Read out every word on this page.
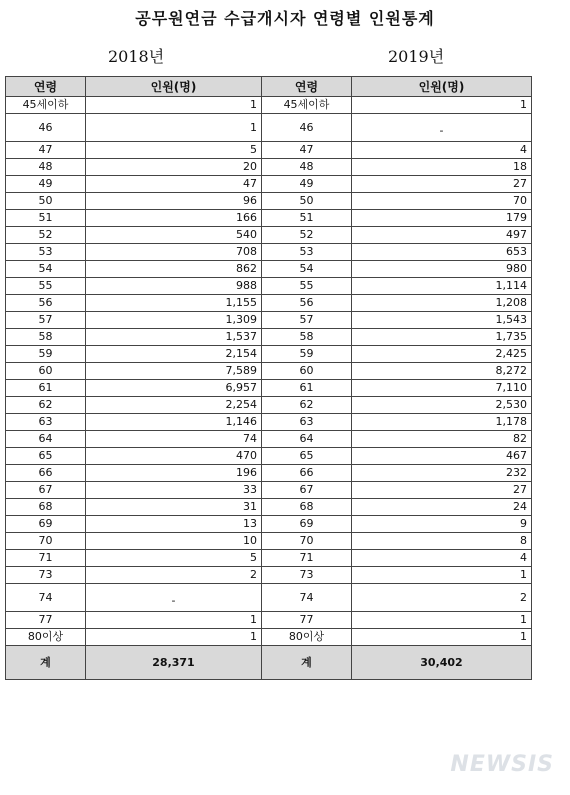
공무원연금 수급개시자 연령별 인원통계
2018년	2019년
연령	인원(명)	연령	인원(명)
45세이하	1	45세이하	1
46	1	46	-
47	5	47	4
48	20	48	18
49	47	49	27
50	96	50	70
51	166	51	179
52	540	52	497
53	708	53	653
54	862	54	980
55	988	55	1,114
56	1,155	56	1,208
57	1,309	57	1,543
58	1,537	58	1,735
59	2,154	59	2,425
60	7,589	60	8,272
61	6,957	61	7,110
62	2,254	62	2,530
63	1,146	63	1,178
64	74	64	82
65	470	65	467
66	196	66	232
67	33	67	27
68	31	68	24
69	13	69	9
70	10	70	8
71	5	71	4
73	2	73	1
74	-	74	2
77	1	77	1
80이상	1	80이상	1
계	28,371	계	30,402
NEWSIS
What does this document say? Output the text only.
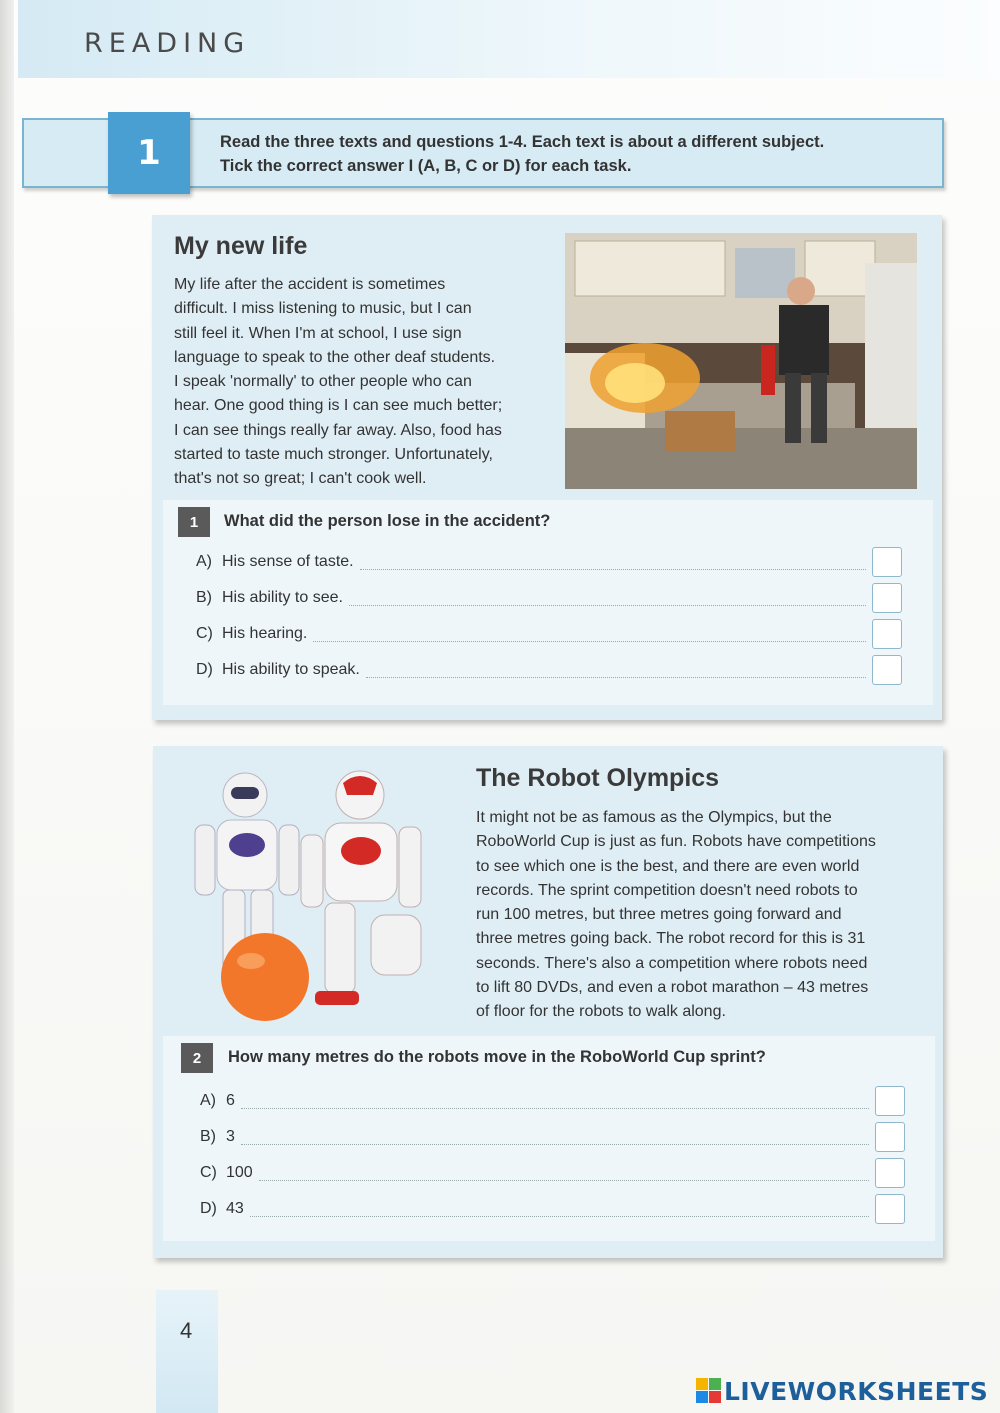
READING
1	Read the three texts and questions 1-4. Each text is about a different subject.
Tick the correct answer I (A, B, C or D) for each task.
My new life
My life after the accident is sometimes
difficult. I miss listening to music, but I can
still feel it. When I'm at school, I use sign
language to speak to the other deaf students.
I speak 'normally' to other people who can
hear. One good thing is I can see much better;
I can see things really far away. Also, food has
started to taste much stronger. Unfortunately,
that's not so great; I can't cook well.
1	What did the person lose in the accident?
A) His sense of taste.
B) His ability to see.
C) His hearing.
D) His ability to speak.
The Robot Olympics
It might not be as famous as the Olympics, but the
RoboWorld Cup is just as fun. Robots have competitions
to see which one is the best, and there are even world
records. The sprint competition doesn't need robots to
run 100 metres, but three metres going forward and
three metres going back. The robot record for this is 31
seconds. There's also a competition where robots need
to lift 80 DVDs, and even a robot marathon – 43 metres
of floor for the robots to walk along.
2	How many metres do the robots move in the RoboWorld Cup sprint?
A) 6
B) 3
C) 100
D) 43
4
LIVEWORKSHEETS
========================
- **SET EXERCISE**:
Leave the images out and output the remaining material exactly as it stands.

- **WRITTEN RESPONSE**:
Read out every word on this page.
공무원연금 수급개시자 연령별 인원통계
2018년	2019년
연령	인원(명)	연령	인원(명)
45세이하	1	45세이하	1
46	1	46	-
47	5	47	4
48	20	48	18
49	47	49	27
50	96	50	70
51	166	51	179
52	540	52	497
53	708	53	653
54	862	54	980
55	988	55	1,114
56	1,155	56	1,208
57	1,309	57	1,543
58	1,537	58	1,735
59	2,154	59	2,425
60	7,589	60	8,272
61	6,957	61	7,110
62	2,254	62	2,530
63	1,146	63	1,178
64	74	64	82
65	470	65	467
66	196	66	232
67	33	67	27
68	31	68	24
69	13	69	9
70	10	70	8
71	5	71	4
73	2	73	1
74	-	74	2
77	1	77	1
80이상	1	80이상	1
계	28,371	계	30,402
NEWSIS
What does this document say? Output the text only.
READING
1	Read the three texts and questions 1-4. Each text is about a different subject.
Tick the correct answer I (A, B, C or D) for each task.
My new life
My life after the accident is sometimes
difficult. I miss listening to music, but I can
still feel it. When I'm at school, I use sign
language to speak to the other deaf students.
I speak 'normally' to other people who can
hear. One good thing is I can see much better;
I can see things really far away. Also, food has
started to taste much stronger. Unfortunately,
that's not so great; I can't cook well.
1	What did the person lose in the accident?
A) His sense of taste.
B) His ability to see.
C) His hearing.
D) His ability to speak.
The Robot Olympics
It might not be as famous as the Olympics, but the
RoboWorld Cup is just as fun. Robots have competitions
to see which one is the best, and there are even world
records. The sprint competition doesn't need robots to
run 100 metres, but three metres going forward and
three metres going back. The robot record for this is 31
seconds. There's also a competition where robots need
to lift 80 DVDs, and even a robot marathon – 43 metres
of floor for the robots to walk along.
2	How many metres do the robots move in the RoboWorld Cup sprint?
A) 6
B) 3
C) 100
D) 43
4
LIVEWORKSHEETS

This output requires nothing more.